══ Listed records

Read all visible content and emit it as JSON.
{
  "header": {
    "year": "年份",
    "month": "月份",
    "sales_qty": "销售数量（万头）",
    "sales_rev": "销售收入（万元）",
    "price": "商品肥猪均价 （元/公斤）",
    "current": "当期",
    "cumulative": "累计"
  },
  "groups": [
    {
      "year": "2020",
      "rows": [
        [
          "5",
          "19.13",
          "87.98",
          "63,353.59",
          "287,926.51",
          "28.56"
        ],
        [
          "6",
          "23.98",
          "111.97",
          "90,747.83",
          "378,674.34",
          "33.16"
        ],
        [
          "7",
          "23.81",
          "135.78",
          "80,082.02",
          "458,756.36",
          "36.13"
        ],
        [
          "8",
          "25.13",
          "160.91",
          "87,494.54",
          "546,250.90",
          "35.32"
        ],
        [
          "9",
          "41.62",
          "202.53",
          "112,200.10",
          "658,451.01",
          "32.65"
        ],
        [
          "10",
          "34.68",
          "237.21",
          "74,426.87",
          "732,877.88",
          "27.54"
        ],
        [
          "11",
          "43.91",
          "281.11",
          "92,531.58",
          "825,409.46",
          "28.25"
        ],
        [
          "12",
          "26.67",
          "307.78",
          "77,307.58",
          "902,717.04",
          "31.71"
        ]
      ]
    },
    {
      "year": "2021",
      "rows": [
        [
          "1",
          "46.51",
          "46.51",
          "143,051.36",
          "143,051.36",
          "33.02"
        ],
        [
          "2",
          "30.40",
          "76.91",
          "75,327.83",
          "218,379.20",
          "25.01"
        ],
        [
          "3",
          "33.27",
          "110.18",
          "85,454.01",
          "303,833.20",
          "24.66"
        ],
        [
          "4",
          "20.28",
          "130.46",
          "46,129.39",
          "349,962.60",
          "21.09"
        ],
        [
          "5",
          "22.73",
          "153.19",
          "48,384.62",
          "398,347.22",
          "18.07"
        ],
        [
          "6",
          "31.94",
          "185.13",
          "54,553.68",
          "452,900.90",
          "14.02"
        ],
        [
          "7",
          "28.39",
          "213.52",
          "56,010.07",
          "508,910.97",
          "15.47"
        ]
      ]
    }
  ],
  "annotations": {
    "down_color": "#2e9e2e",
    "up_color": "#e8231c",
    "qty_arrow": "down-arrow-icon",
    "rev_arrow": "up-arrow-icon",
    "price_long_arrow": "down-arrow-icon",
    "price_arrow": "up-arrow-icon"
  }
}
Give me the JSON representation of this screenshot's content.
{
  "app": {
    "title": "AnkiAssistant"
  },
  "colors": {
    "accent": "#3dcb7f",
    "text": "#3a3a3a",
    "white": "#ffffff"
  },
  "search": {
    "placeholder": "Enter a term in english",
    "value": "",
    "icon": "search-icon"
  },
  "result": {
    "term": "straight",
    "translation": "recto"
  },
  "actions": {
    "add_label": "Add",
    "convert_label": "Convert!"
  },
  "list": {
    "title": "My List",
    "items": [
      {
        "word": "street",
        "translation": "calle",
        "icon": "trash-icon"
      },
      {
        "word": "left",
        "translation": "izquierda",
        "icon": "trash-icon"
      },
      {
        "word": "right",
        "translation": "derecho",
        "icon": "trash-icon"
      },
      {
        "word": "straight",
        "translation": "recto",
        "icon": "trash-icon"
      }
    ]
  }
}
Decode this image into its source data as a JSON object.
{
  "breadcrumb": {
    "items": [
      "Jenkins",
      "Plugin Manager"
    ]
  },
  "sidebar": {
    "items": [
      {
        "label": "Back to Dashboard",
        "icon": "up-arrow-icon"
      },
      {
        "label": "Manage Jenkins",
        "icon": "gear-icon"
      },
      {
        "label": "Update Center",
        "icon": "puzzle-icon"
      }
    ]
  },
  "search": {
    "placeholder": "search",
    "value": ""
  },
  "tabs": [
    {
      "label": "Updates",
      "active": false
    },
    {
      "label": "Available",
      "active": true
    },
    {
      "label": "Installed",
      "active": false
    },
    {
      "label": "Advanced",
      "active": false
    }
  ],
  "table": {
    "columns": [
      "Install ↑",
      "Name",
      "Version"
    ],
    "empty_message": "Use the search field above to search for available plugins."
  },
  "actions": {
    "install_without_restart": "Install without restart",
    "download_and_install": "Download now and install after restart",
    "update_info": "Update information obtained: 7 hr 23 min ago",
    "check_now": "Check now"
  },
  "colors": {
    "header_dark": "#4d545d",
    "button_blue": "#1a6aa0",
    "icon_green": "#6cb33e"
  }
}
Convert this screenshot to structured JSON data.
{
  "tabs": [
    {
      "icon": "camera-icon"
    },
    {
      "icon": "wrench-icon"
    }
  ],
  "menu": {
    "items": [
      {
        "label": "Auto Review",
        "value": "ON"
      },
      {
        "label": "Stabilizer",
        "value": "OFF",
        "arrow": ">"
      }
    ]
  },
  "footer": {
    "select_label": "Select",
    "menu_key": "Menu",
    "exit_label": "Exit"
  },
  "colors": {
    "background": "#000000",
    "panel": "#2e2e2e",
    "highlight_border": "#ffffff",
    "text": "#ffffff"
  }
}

════

Wherever the string "JSON" appears in the entries above, list that line.

--- Response for this exercise ---
Read all visible content and emit it as JSON.
Give me the JSON representation of this screenshot's content.
Decode this image into its source data as a JSON object.
Convert this screenshot to structured JSON data.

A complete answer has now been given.